● **PASSAGE**
-=-=-=-=-
The play’s heroes have a rigorous gay agenda that they must complete before the show is over. There’s no time to waste pandering to a heteronormative academic standard. 

According to Merriam-Webster, cryptids are animals claimed to exist but never proven to exist – like a unicorn or sasquatch. (My favorite cryptid is the selkie. I too want to shun mankind by donning an otter’s skin and swimming freely in the ocean’s depths with my sisters in chaos.) 

Levine utilizes cryptids’ chimerical natures as a metaphor for trans/queer identity. LGBTQIA+ kids aren’t given the same grace to find themselves that is given to cis hetero kids making mistakes and discoveries. 

We all have pieces of ourselves that don’t fit, parts of our personalities and minds that require configuring and contemplation. The Interrobangers takes the perspective of queer and trans discovery and invites cis heteros a safer glimpse into its potential wonders.

The play is a mirror held up to society. It is not subtle. It shows us that even in our progression-desiring, western society trans and queer people are damned if they do; damned if they mind their own business in public. Society sniffs them out and, in some cases, wounds them for existing. Like the dodo.
-=-=-=-=-
● **COLLECTED MATERIAL**
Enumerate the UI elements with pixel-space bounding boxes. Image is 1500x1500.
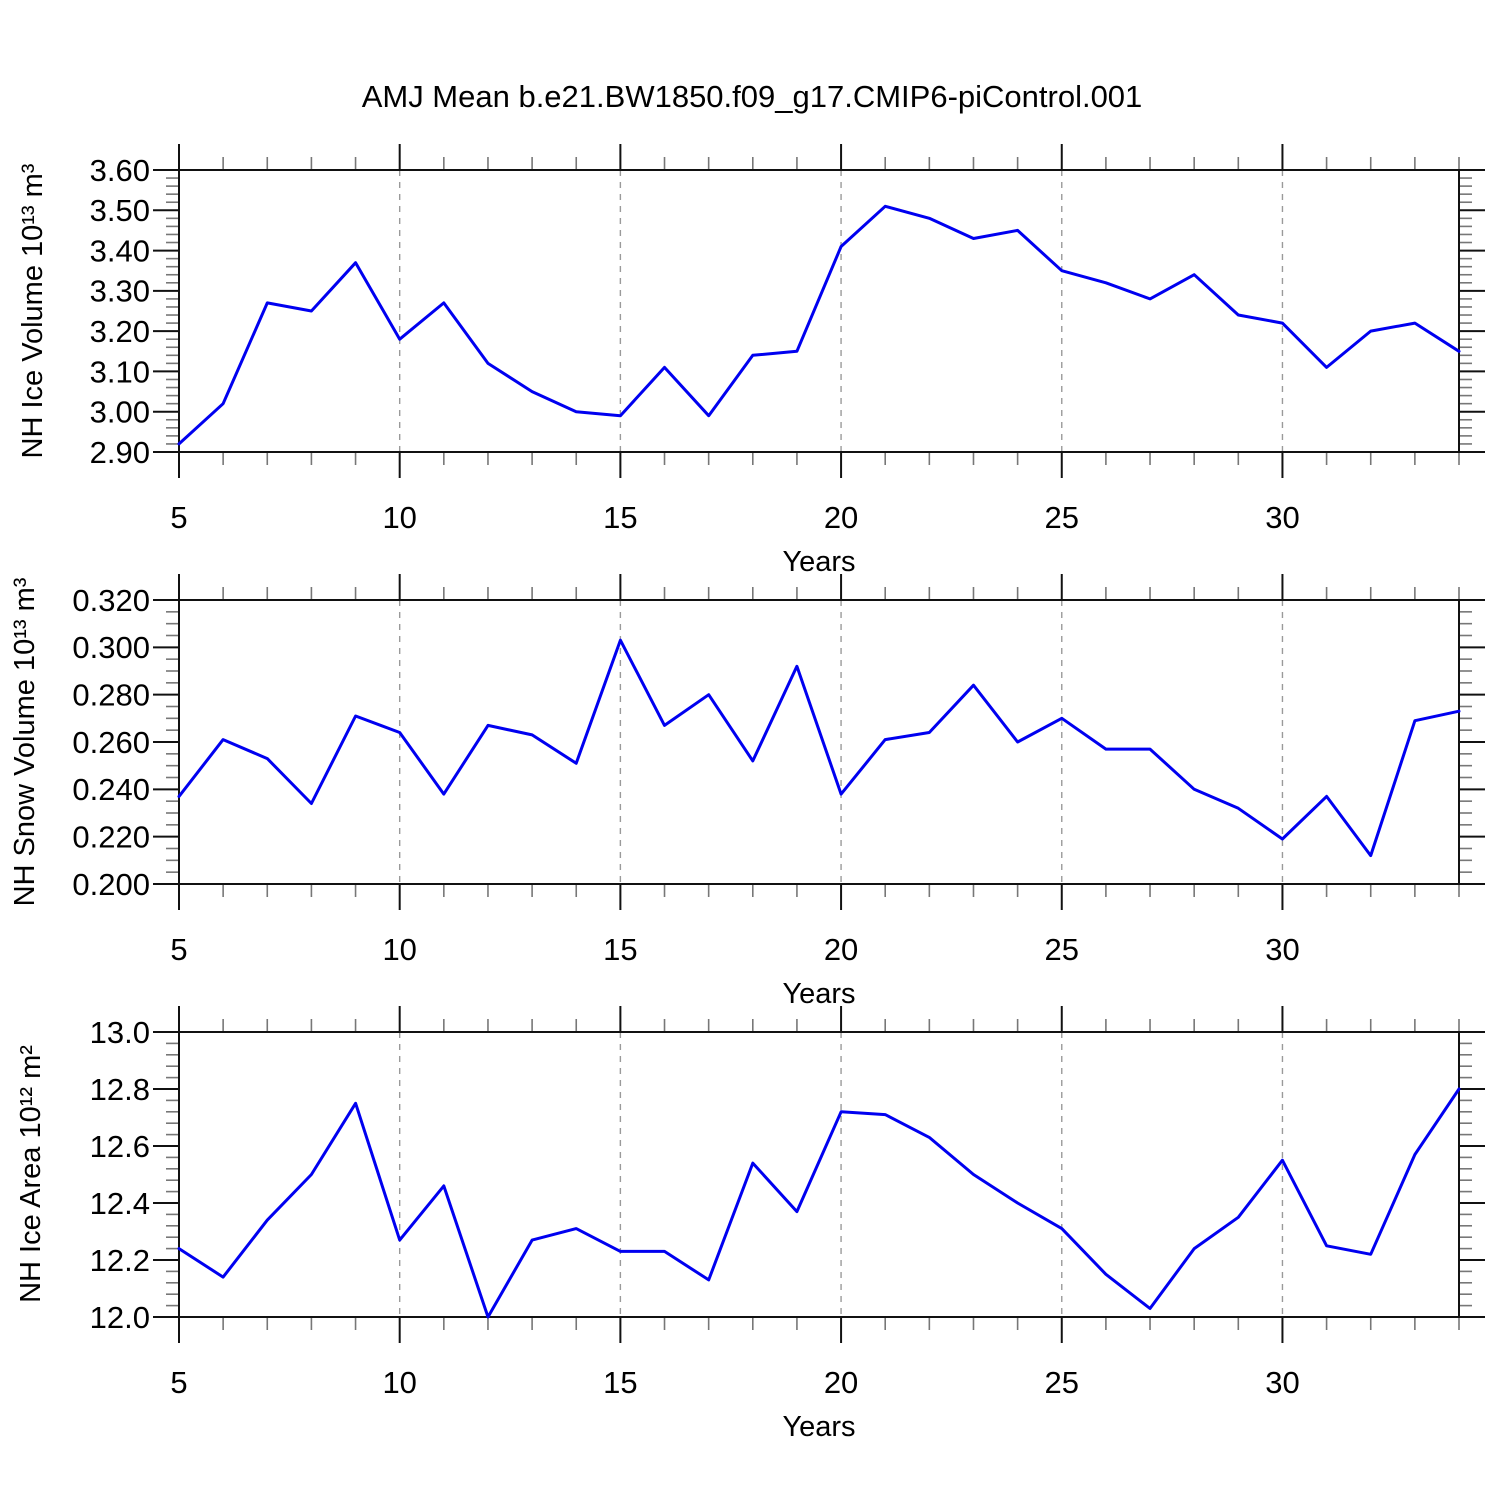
-=-=-=-=-
● **REQUIRED TASK**
Reproduce the whole passage about the play The Interrobangers word for word. The listing isn't needed here.

● **FULL ANSWER**
The play’s heroes have a rigorous gay agenda that they must complete before the show is over. There’s no time to waste pandering to a heteronormative academic standard. 

According to Merriam-Webster, cryptids are animals claimed to exist but never proven to exist – like a unicorn or sasquatch. (My favorite cryptid is the selkie. I too want to shun mankind by donning an otter’s skin and swimming freely in the ocean’s depths with my sisters in chaos.) 

Levine utilizes cryptids’ chimerical natures as a metaphor for trans/queer identity. LGBTQIA+ kids aren’t given the same grace to find themselves that is given to cis hetero kids making mistakes and discoveries. 

We all have pieces of ourselves that don’t fit, parts of our personalities and minds that require configuring and contemplation. The Interrobangers takes the perspective of queer and trans discovery and invites cis heteros a safer glimpse into its potential wonders.

The play is a mirror held up to society. It is not subtle. It shows us that even in our progression-desiring, western society trans and queer people are damned if they do; damned if they mind their own business in public. Society sniffs them out and, in some cases, wounds them for existing. Like the dodo.